**Goal**
All the data must come back unchanged, except that pictures are left out.

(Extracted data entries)
▬▬▬▬▬▬
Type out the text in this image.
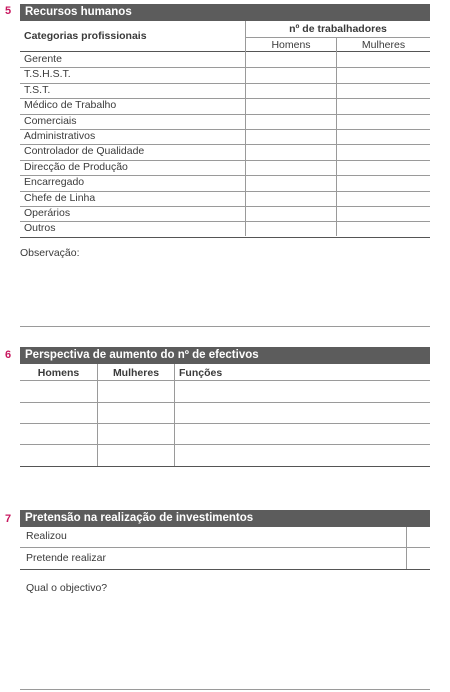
5	Recursos humanos
Categorias profissionais
nº de trabalhadores
Homens	Mulheres
Gerente
T.S.H.S.T.
T.S.T.
Médico de Trabalho
Comerciais
Administrativos
Controlador de Qualidade
Direcção de Produção
Encarregado
Chefe de Linha
Operários
Outros
Observação:
6	Perspectiva de aumento do nº de efectivos
Homens	Mulheres	Funções
7	Pretensão na realização de investimentos
Realizou
Pretende realizar
Qual o objectivo?
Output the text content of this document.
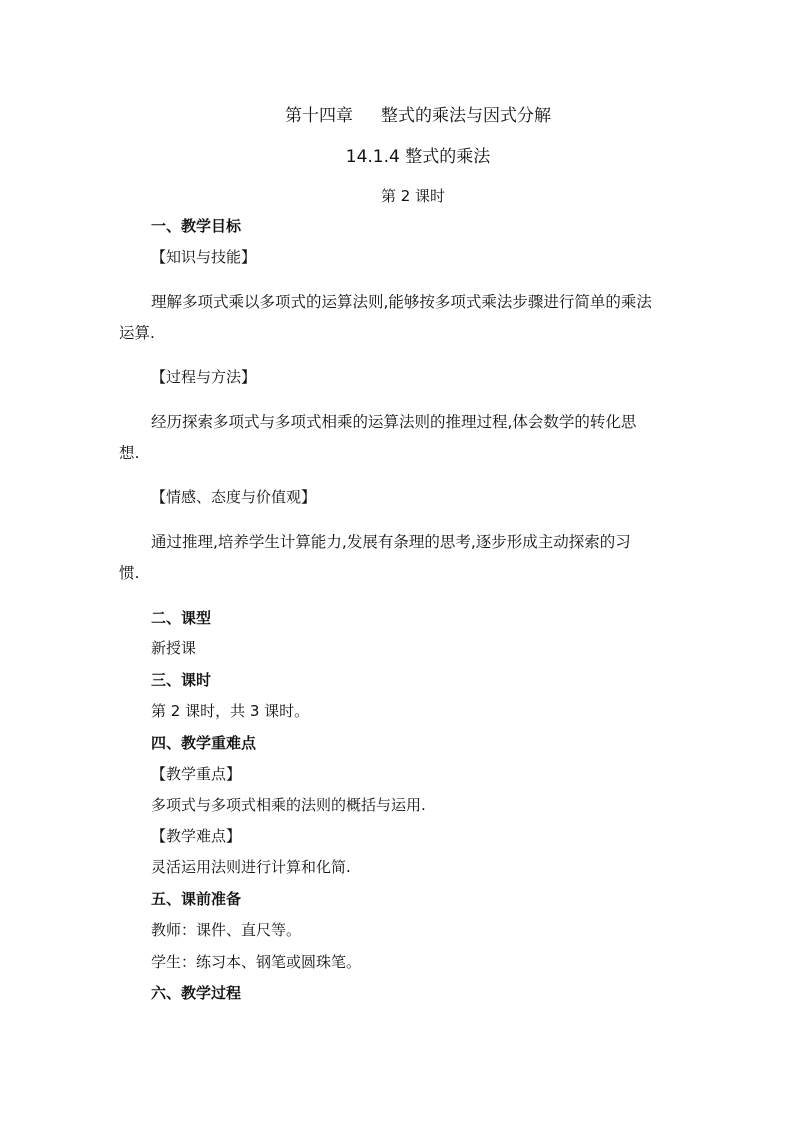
第十四章 整式的乘法与因式分解
14.1.4 整式的乘法
第 2 课时
一、教学目标
【知识与技能】
理解多项式乘以多项式的运算法则,能够按多项式乘法步骤进行简单的乘法
运算.
【过程与方法】
经历探索多项式与多项式相乘的运算法则的推理过程,体会数学的转化思
想.
【情感、态度与价值观】
通过推理,培养学生计算能力,发展有条理的思考,逐步形成主动探索的习
惯.
二、课型
新授课
三、课时
第 2 课时，共 3 课时。
四、教学重难点
【教学重点】
多项式与多项式相乘的法则的概括与运用.
【教学难点】
灵活运用法则进行计算和化简.
五、课前准备
教师：课件、直尺等。
学生：练习本、钢笔或圆珠笔。
六、教学过程
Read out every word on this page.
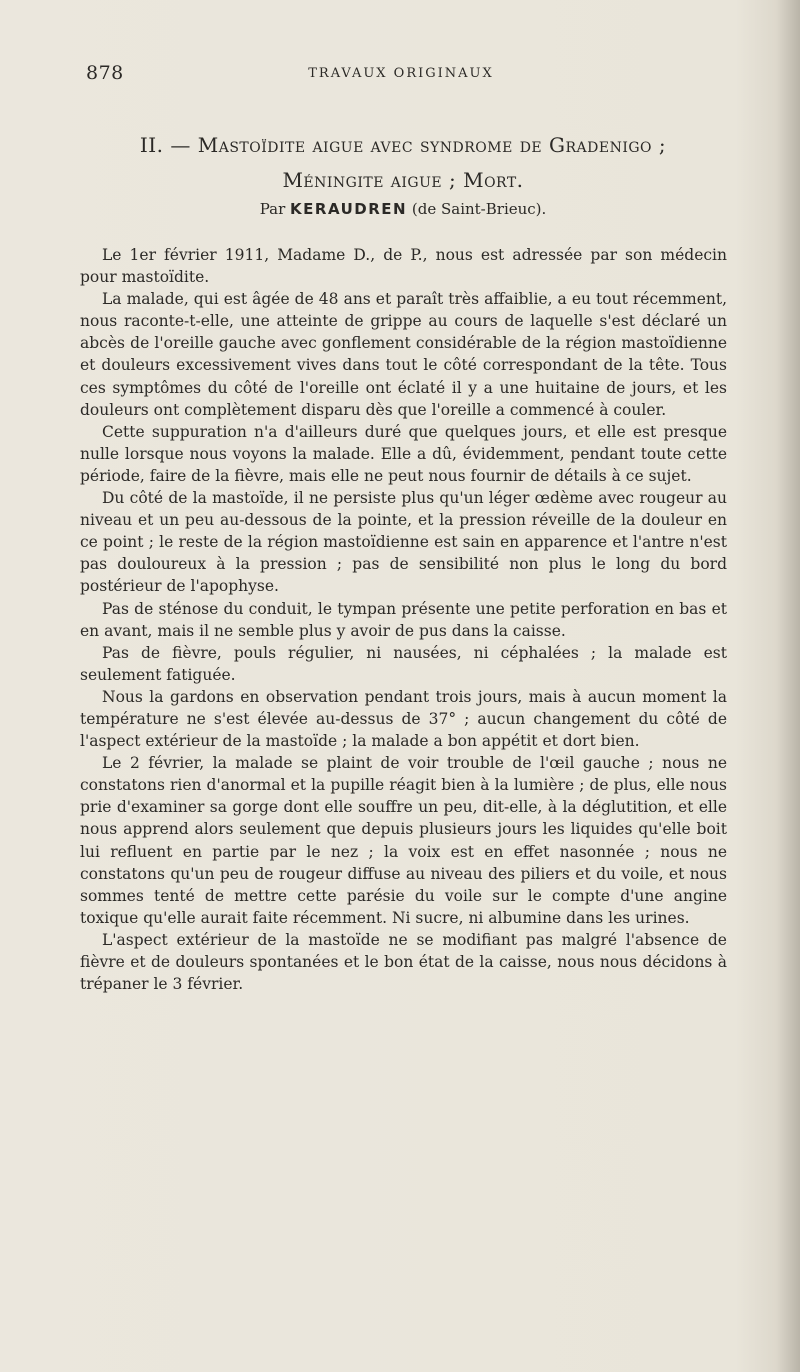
878	TRAVAUX ORIGINAUX
II. — Mastoïdite aigue avec syndrome de Gradenigo ;
Méningite aigue ; Mort.
Par KERAUDREN (de Saint-Brieuc).

Le 1er février 1911, Madame D., de P., nous est adressée par son médecin pour mastoïdite.

La malade, qui est âgée de 48 ans et paraît très affaiblie, a eu tout récemment, nous raconte-t-elle, une atteinte de grippe au cours de laquelle s'est déclaré un abcès de l'oreille gauche avec gonflement considérable de la région mastoïdienne et douleurs excessivement vives dans tout le côté correspondant de la tête. Tous ces symptômes du côté de l'oreille ont éclaté il y a une huitaine de jours, et les douleurs ont complètement disparu dès que l'oreille a commencé à couler.

Cette suppuration n'a d'ailleurs duré que quelques jours, et elle est presque nulle lorsque nous voyons la malade. Elle a dû, évidemment, pendant toute cette période, faire de la fièvre, mais elle ne peut nous fournir de détails à ce sujet.

Du côté de la mastoïde, il ne persiste plus qu'un léger œdème avec rougeur au niveau et un peu au-dessous de la pointe, et la pression réveille de la douleur en ce point ; le reste de la région mastoïdienne est sain en apparence et l'antre n'est pas douloureux à la pression ; pas de sensibilité non plus le long du bord postérieur de l'apophyse.

Pas de sténose du conduit, le tympan présente une petite perforation en bas et en avant, mais il ne semble plus y avoir de pus dans la caisse.

Pas de fièvre, pouls régulier, ni nausées, ni céphalées ; la malade est seulement fatiguée.

Nous la gardons en observation pendant trois jours, mais à aucun moment la température ne s'est élevée au-dessus de 37° ; aucun changement du côté de l'aspect extérieur de la mastoïde ; la malade a bon appétit et dort bien.

Le 2 février, la malade se plaint de voir trouble de l'œil gauche ; nous ne constatons rien d'anormal et la pupille réagit bien à la lumière ; de plus, elle nous prie d'examiner sa gorge dont elle souffre un peu, dit-elle, à la déglutition, et elle nous apprend alors seulement que depuis plusieurs jours les liquides qu'elle boit lui refluent en partie par le nez ; la voix est en effet nasonnée ; nous ne constatons qu'un peu de rougeur diffuse au niveau des piliers et du voile, et nous sommes tenté de mettre cette parésie du voile sur le compte d'une angine toxique qu'elle aurait faite récemment. Ni sucre, ni albumine dans les urines.

L'aspect extérieur de la mastoïde ne se modifiant pas malgré l'absence de fièvre et de douleurs spontanées et le bon état de la caisse, nous nous décidons à trépaner le 3 février.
▬▬▬▬▬▬
**Exercise output**
Type out the text in this image.
5	Recursos humanos
Categorias profissionais
nº de trabalhadores
Homens	Mulheres
Gerente
T.S.H.S.T.
T.S.T.
Médico de Trabalho
Comerciais
Administrativos
Controlador de Qualidade
Direcção de Produção
Encarregado
Chefe de Linha
Operários
Outros
Observação:
6	Perspectiva de aumento do nº de efectivos
Homens	Mulheres	Funções
7	Pretensão na realização de investimentos
Realizou
Pretende realizar
Qual o objectivo?
Output the text content of this document.
第十四章 整式的乘法与因式分解
14.1.4 整式的乘法
第 2 课时
一、教学目标
【知识与技能】
理解多项式乘以多项式的运算法则,能够按多项式乘法步骤进行简单的乘法
运算.
【过程与方法】
经历探索多项式与多项式相乘的运算法则的推理过程,体会数学的转化思
想.
【情感、态度与价值观】
通过推理,培养学生计算能力,发展有条理的思考,逐步形成主动探索的习
惯.
二、课型
新授课
三、课时
第 2 课时，共 3 课时。
四、教学重难点
【教学重点】
多项式与多项式相乘的法则的概括与运用.
【教学难点】
灵活运用法则进行计算和化简.
五、课前准备
教师：课件、直尺等。
学生：练习本、钢笔或圆珠笔。
六、教学过程
Read out every word on this page.
878	TRAVAUX ORIGINAUX
II. — Mastoïdite aigue avec syndrome de Gradenigo ;
Méningite aigue ; Mort.
Par KERAUDREN (de Saint-Brieuc).

Le 1er février 1911, Madame D., de P., nous est adressée par son médecin pour mastoïdite.

La malade, qui est âgée de 48 ans et paraît très affaiblie, a eu tout récemment, nous raconte-t-elle, une atteinte de grippe au cours de laquelle s'est déclaré un abcès de l'oreille gauche avec gonflement considérable de la région mastoïdienne et douleurs excessivement vives dans tout le côté correspondant de la tête. Tous ces symptômes du côté de l'oreille ont éclaté il y a une huitaine de jours, et les douleurs ont complètement disparu dès que l'oreille a commencé à couler.

Cette suppuration n'a d'ailleurs duré que quelques jours, et elle est presque nulle lorsque nous voyons la malade. Elle a dû, évidemment, pendant toute cette période, faire de la fièvre, mais elle ne peut nous fournir de détails à ce sujet.

Du côté de la mastoïde, il ne persiste plus qu'un léger œdème avec rougeur au niveau et un peu au-dessous de la pointe, et la pression réveille de la douleur en ce point ; le reste de la région mastoïdienne est sain en apparence et l'antre n'est pas douloureux à la pression ; pas de sensibilité non plus le long du bord postérieur de l'apophyse.

Pas de sténose du conduit, le tympan présente une petite perforation en bas et en avant, mais il ne semble plus y avoir de pus dans la caisse.

Pas de fièvre, pouls régulier, ni nausées, ni céphalées ; la malade est seulement fatiguée.

Nous la gardons en observation pendant trois jours, mais à aucun moment la température ne s'est élevée au-dessus de 37° ; aucun changement du côté de l'aspect extérieur de la mastoïde ; la malade a bon appétit et dort bien.

Le 2 février, la malade se plaint de voir trouble de l'œil gauche ; nous ne constatons rien d'anormal et la pupille réagit bien à la lumière ; de plus, elle nous prie d'examiner sa gorge dont elle souffre un peu, dit-elle, à la déglutition, et elle nous apprend alors seulement que depuis plusieurs jours les liquides qu'elle boit lui refluent en partie par le nez ; la voix est en effet nasonnée ; nous ne constatons qu'un peu de rougeur diffuse au niveau des piliers et du voile, et nous sommes tenté de mettre cette parésie du voile sur le compte d'une angine toxique qu'elle aurait faite récemment. Ni sucre, ni albumine dans les urines.

L'aspect extérieur de la mastoïde ne se modifiant pas malgré l'absence de fièvre et de douleurs spontanées et le bon état de la caisse, nous nous décidons à trépaner le 3 février.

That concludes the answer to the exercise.